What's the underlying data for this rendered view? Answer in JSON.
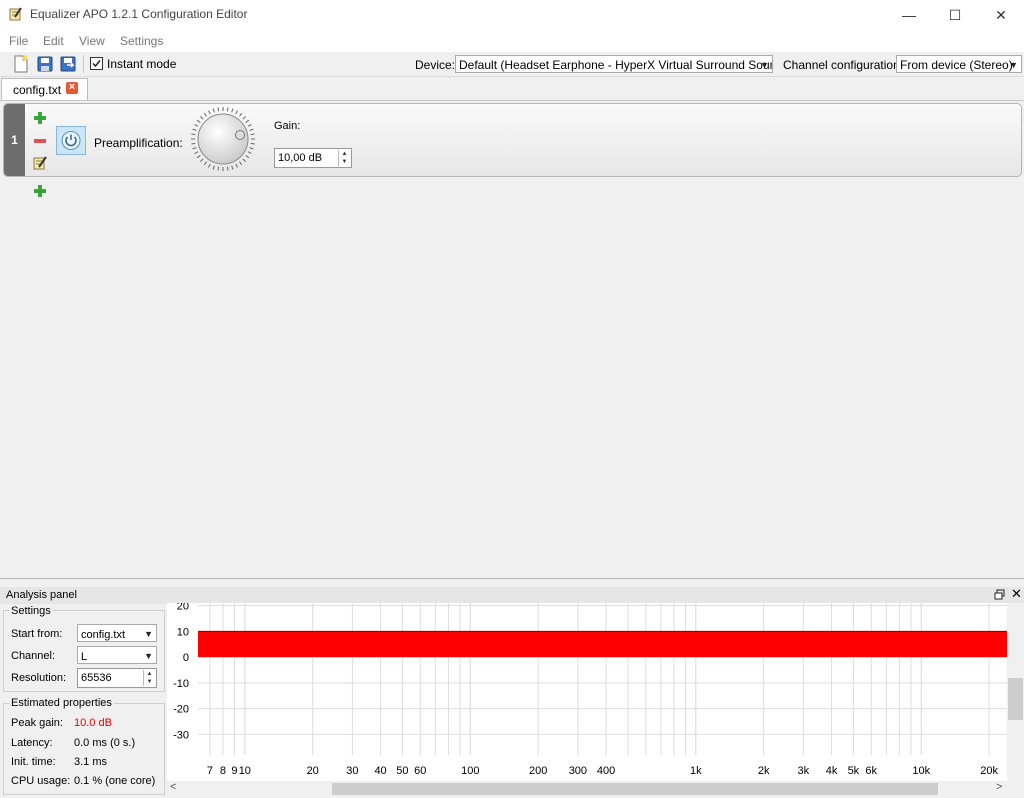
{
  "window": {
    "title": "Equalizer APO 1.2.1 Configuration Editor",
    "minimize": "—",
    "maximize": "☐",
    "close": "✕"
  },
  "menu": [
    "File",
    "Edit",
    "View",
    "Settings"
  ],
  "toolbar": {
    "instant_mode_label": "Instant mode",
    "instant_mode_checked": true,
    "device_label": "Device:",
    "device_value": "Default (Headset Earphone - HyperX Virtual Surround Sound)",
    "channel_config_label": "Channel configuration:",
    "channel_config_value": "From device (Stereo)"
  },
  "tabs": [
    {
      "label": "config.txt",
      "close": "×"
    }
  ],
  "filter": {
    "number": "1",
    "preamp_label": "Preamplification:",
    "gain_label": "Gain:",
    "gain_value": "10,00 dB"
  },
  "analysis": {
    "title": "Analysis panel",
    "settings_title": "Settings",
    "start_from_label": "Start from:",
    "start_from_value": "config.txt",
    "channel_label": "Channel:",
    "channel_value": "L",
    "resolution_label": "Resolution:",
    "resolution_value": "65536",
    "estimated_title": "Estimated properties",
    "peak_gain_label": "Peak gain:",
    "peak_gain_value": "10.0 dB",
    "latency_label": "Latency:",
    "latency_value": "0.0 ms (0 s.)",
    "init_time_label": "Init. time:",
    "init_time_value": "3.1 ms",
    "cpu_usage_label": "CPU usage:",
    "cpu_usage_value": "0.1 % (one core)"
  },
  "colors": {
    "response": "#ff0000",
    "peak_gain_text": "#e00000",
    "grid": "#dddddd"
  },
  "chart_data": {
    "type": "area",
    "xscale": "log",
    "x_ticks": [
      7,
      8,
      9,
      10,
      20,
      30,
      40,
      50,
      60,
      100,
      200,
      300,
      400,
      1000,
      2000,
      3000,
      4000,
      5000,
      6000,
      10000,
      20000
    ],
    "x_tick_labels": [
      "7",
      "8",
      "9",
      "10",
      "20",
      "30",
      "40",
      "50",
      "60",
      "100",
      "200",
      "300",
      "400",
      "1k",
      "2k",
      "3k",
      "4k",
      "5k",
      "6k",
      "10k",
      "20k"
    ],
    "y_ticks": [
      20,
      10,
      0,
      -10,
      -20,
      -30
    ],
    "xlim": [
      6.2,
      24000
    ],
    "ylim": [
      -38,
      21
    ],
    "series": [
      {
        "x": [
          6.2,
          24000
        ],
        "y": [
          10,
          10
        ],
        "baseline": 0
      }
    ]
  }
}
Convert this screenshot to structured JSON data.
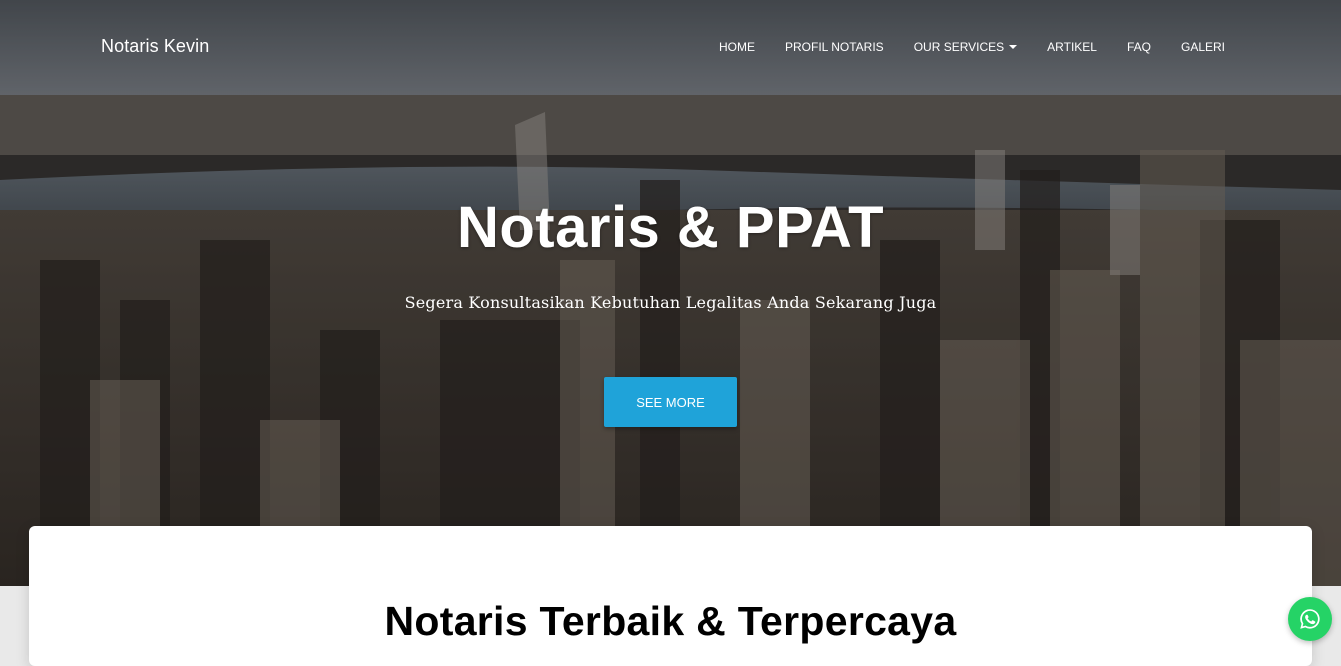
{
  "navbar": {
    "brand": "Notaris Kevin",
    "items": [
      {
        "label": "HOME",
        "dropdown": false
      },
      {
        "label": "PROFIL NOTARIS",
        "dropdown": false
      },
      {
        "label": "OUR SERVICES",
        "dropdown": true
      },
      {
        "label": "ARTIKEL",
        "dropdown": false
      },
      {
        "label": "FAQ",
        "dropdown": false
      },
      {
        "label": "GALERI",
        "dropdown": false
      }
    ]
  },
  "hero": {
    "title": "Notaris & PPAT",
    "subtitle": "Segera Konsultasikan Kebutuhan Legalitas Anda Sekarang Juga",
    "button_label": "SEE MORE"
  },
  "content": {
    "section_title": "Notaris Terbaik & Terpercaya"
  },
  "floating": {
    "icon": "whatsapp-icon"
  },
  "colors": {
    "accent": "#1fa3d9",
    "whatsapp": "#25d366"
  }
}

...

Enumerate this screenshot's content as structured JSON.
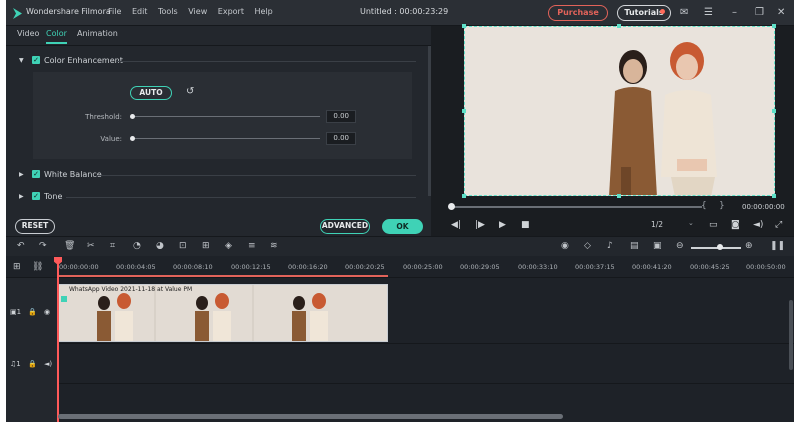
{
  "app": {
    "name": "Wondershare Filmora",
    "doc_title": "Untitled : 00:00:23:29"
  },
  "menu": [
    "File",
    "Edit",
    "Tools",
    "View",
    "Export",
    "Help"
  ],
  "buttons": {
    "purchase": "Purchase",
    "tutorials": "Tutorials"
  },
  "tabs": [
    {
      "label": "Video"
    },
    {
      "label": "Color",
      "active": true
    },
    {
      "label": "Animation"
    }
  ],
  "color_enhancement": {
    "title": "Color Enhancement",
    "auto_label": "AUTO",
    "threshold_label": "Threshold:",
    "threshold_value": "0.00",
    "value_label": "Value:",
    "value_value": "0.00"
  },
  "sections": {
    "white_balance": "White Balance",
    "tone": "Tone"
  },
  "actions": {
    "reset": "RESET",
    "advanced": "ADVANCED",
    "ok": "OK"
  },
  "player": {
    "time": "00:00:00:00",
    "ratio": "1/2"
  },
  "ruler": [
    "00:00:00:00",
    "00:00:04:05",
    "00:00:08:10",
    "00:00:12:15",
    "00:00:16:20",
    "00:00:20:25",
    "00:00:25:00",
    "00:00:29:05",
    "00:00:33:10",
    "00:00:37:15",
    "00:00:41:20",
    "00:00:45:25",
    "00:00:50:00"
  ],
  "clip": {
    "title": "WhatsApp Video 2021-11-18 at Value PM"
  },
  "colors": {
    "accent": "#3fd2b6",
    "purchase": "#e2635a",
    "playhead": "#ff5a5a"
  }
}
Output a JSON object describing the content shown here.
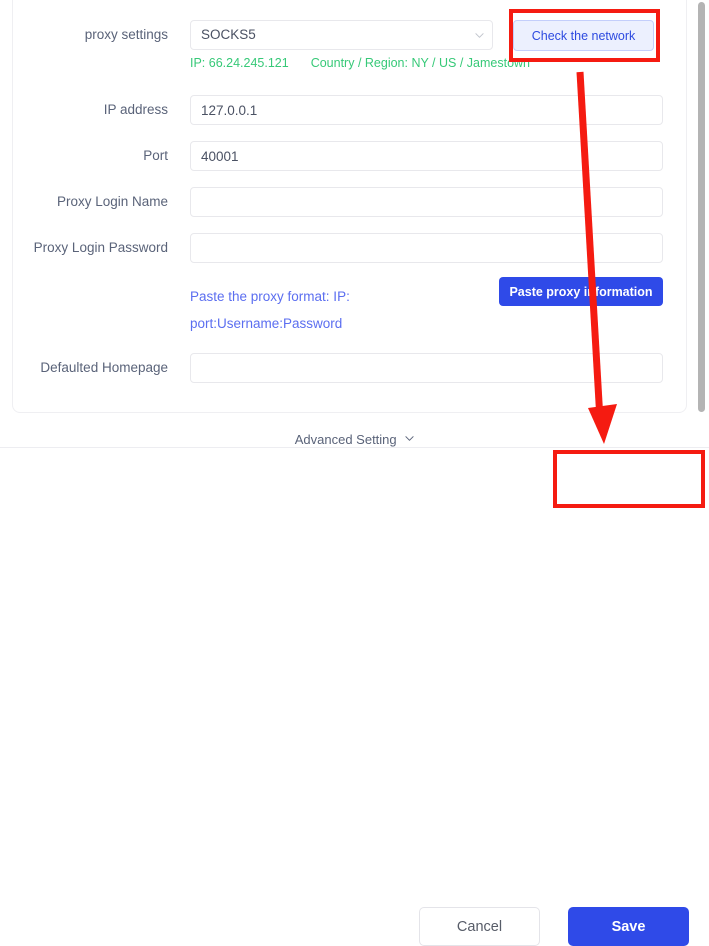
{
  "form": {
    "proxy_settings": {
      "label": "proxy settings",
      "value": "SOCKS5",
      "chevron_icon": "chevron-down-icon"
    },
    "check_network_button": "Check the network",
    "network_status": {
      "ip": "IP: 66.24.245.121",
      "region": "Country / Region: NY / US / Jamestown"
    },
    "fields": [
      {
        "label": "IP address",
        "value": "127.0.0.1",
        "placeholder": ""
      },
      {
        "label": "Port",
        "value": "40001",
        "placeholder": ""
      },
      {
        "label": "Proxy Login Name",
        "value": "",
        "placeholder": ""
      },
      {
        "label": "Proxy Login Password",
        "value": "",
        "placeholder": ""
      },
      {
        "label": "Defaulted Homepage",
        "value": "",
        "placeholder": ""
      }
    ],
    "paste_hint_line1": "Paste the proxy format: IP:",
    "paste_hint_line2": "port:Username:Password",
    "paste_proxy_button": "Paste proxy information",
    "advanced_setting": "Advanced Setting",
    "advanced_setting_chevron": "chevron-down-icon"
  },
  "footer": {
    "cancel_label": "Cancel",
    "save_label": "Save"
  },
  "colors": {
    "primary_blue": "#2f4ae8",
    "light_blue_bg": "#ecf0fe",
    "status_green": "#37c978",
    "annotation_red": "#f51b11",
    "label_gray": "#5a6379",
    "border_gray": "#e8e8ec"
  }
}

EXERCISE DIRECTIONS
Search the entries for the word "Login", then list each line that holds it.

EXERCISE SOLUTION
        "label": "Proxy Login Name",
        "label": "Proxy Login Password",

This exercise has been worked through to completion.